-- Instruction --
Gather all lines with "compliant" from the records.

-- Stored records --
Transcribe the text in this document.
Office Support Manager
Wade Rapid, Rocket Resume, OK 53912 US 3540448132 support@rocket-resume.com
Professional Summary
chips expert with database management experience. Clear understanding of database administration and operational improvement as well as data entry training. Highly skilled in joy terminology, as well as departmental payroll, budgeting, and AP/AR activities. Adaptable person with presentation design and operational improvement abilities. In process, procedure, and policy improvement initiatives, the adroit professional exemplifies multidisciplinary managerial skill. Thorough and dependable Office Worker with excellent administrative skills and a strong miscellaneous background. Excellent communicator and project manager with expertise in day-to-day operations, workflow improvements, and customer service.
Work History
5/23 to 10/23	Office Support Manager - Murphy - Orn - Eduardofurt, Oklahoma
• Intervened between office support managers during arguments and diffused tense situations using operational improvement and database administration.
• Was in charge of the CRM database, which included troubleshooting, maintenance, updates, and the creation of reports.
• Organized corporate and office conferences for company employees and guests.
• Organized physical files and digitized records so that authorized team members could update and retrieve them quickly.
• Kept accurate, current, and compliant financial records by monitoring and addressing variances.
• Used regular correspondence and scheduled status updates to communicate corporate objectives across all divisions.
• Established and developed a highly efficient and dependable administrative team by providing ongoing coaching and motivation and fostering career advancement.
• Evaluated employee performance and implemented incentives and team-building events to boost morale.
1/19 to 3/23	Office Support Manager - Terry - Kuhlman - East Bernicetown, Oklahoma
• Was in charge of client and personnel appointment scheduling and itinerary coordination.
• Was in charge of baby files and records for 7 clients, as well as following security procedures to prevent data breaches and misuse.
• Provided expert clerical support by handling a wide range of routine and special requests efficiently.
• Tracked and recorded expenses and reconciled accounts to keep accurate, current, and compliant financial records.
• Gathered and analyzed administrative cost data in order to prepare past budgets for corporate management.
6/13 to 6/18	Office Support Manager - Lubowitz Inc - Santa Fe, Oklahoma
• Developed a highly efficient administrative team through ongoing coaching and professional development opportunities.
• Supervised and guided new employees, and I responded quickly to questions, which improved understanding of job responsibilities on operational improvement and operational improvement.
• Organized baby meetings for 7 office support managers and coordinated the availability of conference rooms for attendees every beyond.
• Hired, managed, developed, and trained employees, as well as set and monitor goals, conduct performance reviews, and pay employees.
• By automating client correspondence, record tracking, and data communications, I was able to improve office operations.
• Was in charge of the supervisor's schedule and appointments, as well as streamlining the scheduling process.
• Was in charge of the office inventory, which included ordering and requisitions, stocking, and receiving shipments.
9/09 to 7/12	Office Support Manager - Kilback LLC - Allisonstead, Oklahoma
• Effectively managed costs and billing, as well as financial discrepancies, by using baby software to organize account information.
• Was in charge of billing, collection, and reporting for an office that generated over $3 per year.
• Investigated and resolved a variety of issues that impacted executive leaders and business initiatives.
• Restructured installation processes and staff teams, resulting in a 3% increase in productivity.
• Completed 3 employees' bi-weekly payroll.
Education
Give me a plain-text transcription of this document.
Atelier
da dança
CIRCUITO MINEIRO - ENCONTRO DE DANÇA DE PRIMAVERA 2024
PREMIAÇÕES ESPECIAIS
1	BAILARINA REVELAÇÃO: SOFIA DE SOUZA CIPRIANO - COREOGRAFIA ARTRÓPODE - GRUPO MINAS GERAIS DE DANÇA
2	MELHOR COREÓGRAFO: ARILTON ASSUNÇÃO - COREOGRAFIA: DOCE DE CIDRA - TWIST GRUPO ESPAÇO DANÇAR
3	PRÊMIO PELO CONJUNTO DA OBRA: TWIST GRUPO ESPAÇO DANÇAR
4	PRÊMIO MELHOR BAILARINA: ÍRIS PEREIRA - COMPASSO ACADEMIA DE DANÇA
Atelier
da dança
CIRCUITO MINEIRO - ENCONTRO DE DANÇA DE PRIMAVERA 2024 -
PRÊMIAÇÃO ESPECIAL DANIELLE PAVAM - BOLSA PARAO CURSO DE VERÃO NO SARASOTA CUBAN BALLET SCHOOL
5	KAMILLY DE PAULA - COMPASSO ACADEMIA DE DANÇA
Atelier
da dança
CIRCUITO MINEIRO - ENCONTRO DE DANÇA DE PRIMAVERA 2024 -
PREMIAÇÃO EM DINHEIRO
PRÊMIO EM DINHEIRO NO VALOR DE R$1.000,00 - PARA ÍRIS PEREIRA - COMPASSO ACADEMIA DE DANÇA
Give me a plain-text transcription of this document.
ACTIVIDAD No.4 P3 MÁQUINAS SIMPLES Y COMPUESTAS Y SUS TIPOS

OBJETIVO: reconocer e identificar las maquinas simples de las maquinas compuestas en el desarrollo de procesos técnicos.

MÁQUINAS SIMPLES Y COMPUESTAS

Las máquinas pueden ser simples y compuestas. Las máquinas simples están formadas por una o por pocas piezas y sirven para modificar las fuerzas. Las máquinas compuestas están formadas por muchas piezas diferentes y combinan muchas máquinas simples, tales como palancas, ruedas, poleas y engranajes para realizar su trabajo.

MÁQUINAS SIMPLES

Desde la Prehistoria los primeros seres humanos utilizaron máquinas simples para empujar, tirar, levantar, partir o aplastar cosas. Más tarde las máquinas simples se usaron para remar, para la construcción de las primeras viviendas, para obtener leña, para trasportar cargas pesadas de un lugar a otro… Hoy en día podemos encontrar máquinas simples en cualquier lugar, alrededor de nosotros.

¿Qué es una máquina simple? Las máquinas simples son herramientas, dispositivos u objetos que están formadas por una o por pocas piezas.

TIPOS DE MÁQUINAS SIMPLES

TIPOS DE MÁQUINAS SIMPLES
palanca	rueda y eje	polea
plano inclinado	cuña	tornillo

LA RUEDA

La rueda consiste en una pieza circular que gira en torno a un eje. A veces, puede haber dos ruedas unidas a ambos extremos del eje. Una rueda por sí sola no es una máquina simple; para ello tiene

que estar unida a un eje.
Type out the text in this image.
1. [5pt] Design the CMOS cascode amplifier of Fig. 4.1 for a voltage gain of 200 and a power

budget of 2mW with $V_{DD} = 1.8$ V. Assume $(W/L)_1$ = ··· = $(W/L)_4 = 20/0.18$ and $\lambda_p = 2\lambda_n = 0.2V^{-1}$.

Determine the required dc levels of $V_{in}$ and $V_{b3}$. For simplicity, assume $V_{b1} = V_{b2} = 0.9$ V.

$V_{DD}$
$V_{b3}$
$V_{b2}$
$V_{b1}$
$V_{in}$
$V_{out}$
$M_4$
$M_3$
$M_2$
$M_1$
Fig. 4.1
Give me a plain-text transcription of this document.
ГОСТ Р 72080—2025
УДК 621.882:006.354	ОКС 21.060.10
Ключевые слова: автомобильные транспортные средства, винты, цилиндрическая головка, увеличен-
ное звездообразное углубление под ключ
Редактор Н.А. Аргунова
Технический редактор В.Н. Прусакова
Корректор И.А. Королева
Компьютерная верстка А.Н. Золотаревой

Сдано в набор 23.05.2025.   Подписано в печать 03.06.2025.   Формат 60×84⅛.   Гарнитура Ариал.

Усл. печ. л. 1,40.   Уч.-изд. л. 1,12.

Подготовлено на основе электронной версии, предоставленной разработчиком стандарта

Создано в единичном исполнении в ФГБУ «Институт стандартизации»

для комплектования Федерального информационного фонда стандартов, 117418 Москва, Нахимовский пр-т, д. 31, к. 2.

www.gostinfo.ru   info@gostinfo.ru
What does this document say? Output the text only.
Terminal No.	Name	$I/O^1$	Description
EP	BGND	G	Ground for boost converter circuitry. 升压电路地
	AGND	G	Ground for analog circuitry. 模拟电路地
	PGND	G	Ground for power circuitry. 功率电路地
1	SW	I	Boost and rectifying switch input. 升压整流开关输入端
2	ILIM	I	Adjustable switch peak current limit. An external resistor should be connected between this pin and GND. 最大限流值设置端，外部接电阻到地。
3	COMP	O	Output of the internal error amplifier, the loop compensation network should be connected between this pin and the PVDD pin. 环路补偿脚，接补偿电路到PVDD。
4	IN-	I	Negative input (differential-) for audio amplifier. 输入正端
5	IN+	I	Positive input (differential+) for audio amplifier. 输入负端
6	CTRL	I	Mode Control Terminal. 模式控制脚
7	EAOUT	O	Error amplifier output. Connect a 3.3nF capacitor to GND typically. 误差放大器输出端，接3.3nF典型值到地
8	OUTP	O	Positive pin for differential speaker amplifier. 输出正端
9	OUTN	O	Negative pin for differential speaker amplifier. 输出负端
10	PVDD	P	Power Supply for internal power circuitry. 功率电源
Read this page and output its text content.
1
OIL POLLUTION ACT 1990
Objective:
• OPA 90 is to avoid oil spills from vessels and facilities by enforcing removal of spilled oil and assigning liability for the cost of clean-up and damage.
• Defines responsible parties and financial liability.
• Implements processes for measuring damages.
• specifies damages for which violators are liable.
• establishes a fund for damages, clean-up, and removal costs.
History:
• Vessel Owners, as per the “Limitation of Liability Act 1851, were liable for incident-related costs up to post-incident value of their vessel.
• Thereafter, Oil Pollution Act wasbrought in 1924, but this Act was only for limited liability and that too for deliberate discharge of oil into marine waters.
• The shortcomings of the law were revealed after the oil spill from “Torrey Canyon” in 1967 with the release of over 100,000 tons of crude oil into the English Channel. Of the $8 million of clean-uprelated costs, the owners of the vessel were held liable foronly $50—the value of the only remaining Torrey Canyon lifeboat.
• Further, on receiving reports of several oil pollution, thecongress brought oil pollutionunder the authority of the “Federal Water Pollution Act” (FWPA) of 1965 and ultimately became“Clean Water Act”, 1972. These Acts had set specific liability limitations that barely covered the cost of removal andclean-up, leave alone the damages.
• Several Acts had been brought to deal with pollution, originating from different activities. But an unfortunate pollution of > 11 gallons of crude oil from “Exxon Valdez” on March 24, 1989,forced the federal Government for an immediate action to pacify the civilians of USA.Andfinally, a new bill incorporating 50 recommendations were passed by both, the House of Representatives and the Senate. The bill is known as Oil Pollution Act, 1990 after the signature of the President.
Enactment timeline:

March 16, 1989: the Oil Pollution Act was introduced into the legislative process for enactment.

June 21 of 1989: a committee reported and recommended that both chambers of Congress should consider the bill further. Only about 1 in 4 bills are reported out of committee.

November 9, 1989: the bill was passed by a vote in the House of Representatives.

-- Result --
• Kept accurate, current, and compliant financial records by monitoring and addressing variances.
• Tracked and recorded expenses and reconciled accounts to keep accurate, current, and compliant financial records.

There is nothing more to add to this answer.